- [Data extract]
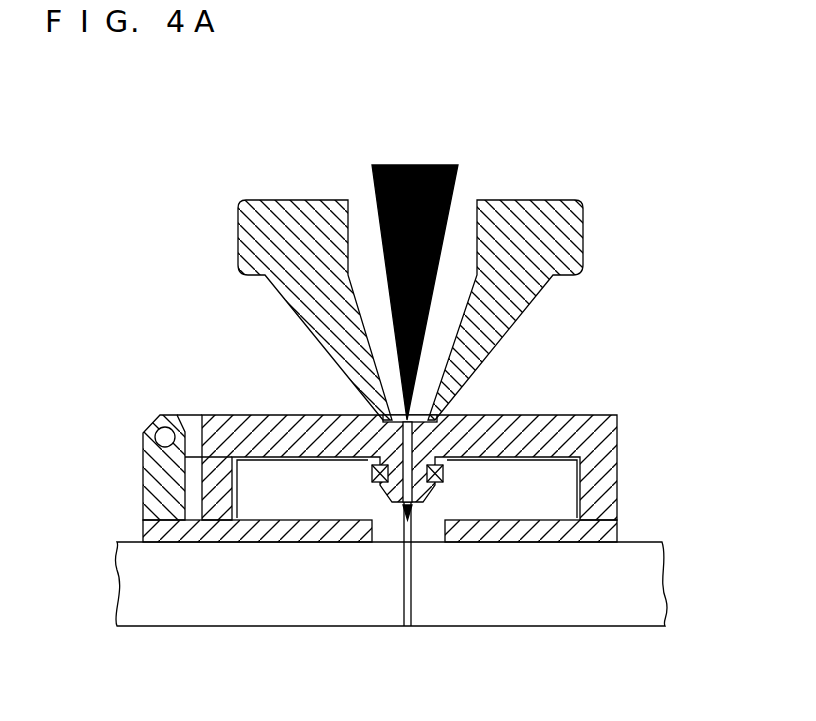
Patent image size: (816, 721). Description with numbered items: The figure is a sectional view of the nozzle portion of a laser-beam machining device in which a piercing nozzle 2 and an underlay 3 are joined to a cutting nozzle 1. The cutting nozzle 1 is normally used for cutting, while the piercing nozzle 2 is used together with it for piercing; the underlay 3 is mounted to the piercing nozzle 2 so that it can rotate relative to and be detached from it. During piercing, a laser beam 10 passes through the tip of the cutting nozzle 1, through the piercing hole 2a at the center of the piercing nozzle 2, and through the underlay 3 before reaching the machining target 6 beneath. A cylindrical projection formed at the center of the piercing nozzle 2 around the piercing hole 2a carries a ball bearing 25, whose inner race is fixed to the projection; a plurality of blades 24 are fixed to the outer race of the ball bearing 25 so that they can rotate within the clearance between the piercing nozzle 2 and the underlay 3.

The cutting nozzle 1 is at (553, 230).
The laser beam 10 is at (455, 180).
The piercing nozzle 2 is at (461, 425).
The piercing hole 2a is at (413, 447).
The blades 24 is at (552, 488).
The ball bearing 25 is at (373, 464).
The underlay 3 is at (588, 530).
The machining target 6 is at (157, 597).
* * *
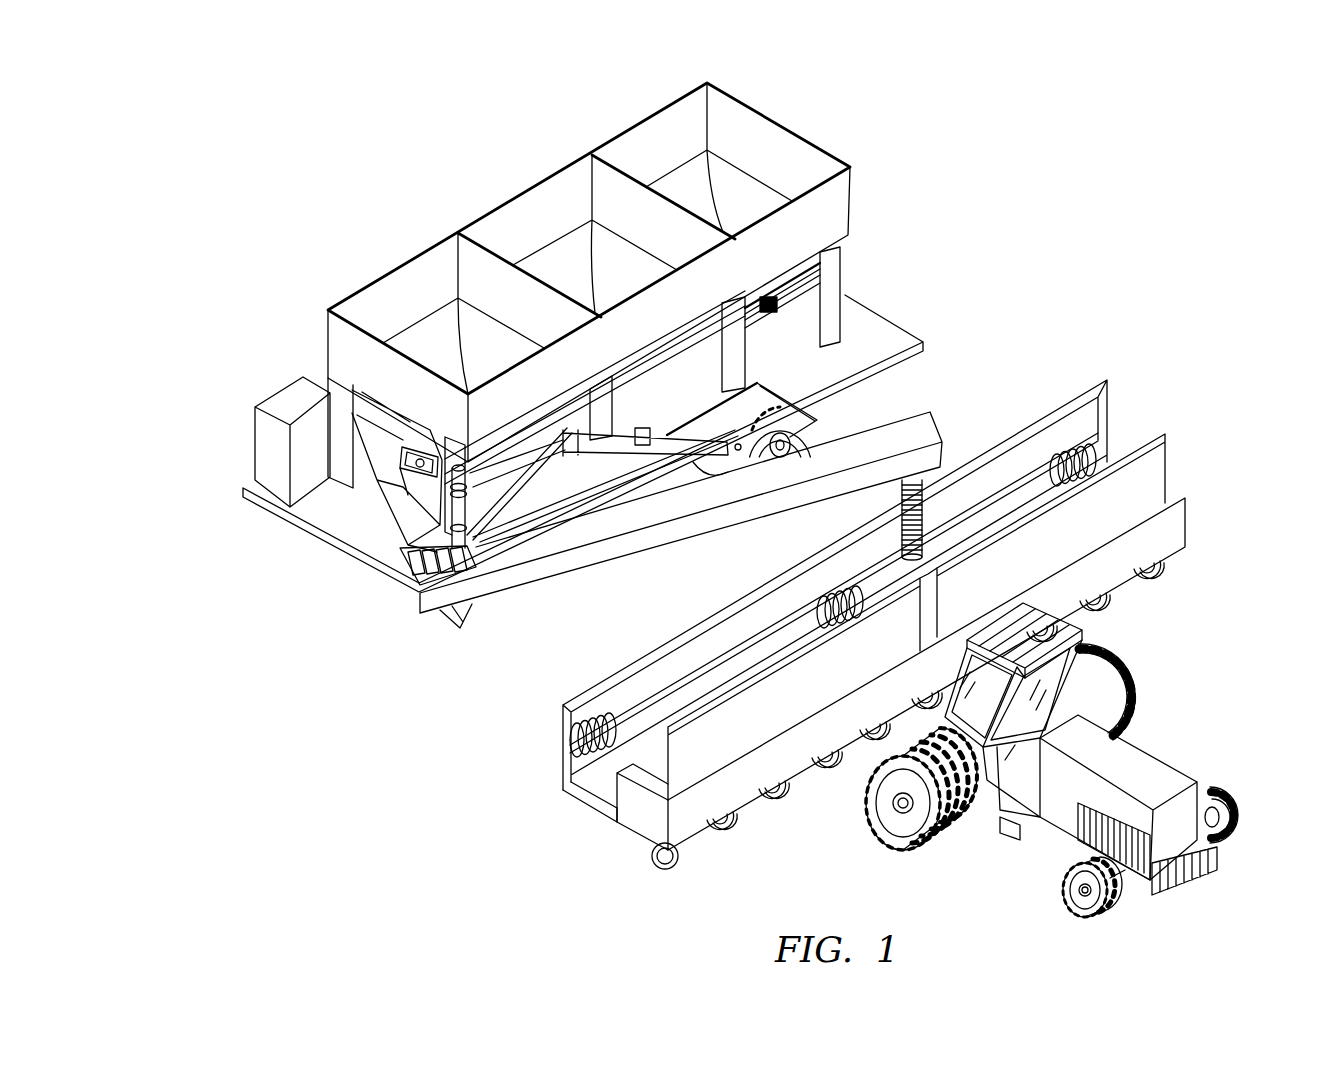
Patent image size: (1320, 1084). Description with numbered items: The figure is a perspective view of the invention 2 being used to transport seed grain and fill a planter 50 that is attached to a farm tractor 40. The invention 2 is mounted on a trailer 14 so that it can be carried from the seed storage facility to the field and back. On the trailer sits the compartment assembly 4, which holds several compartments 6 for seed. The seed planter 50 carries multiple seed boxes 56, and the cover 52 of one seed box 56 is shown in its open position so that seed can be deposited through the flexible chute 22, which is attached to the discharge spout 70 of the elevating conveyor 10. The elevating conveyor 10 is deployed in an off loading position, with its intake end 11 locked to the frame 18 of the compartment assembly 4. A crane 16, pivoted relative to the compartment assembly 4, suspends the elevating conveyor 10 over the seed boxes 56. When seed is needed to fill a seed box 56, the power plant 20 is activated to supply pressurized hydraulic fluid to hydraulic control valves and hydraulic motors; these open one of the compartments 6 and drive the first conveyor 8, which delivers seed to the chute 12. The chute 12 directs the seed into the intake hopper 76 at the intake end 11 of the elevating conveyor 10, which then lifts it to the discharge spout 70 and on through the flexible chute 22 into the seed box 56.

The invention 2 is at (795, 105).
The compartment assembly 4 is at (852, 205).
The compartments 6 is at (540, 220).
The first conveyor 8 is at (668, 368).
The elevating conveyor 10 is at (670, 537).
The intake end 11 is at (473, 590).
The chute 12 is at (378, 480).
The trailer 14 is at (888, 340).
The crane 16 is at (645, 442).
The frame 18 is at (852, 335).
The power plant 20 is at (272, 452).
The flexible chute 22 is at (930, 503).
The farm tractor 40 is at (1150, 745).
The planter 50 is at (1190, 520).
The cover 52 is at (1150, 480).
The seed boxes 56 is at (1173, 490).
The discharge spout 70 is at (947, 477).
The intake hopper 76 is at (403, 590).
--
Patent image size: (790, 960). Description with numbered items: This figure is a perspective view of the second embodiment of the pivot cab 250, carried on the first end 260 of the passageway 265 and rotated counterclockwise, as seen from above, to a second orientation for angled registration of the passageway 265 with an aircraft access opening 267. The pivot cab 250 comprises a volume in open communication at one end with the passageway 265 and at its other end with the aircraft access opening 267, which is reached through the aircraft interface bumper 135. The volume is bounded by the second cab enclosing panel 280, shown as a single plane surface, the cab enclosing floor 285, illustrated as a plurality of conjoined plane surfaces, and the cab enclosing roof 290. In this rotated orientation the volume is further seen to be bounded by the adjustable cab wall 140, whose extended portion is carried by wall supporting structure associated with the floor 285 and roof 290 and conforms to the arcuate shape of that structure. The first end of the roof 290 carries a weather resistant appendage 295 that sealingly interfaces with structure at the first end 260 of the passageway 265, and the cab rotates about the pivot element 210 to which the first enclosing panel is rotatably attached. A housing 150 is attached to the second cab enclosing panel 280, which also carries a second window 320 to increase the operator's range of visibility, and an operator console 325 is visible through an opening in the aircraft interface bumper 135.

- [Problem to work on] Reproduce verbatim the lines of the records from the one containing "Patent image size: (816, 721)." through the one containing "The machining target 6 is at (157, 597).", both included.

- [Full answer]
Patent image size: (816, 721). Description with numbered items: The figure is a sectional view of the nozzle portion of a laser-beam machining device in which a piercing nozzle 2 and an underlay 3 are joined to a cutting nozzle 1. The cutting nozzle 1 is normally used for cutting, while the piercing nozzle 2 is used together with it for piercing; the underlay 3 is mounted to the piercing nozzle 2 so that it can rotate relative to and be detached from it. During piercing, a laser beam 10 passes through the tip of the cutting nozzle 1, through the piercing hole 2a at the center of the piercing nozzle 2, and through the underlay 3 before reaching the machining target 6 beneath. A cylindrical projection formed at the center of the piercing nozzle 2 around the piercing hole 2a carries a ball bearing 25, whose inner race is fixed to the projection; a plurality of blades 24 are fixed to the outer race of the ball bearing 25 so that they can rotate within the clearance between the piercing nozzle 2 and the underlay 3.

The cutting nozzle 1 is at (553, 230).
The laser beam 10 is at (455, 180).
The piercing nozzle 2 is at (461, 425).
The piercing hole 2a is at (413, 447).
The blades 24 is at (552, 488).
The ball bearing 25 is at (373, 464).
The underlay 3 is at (588, 530).
The machining target 6 is at (157, 597).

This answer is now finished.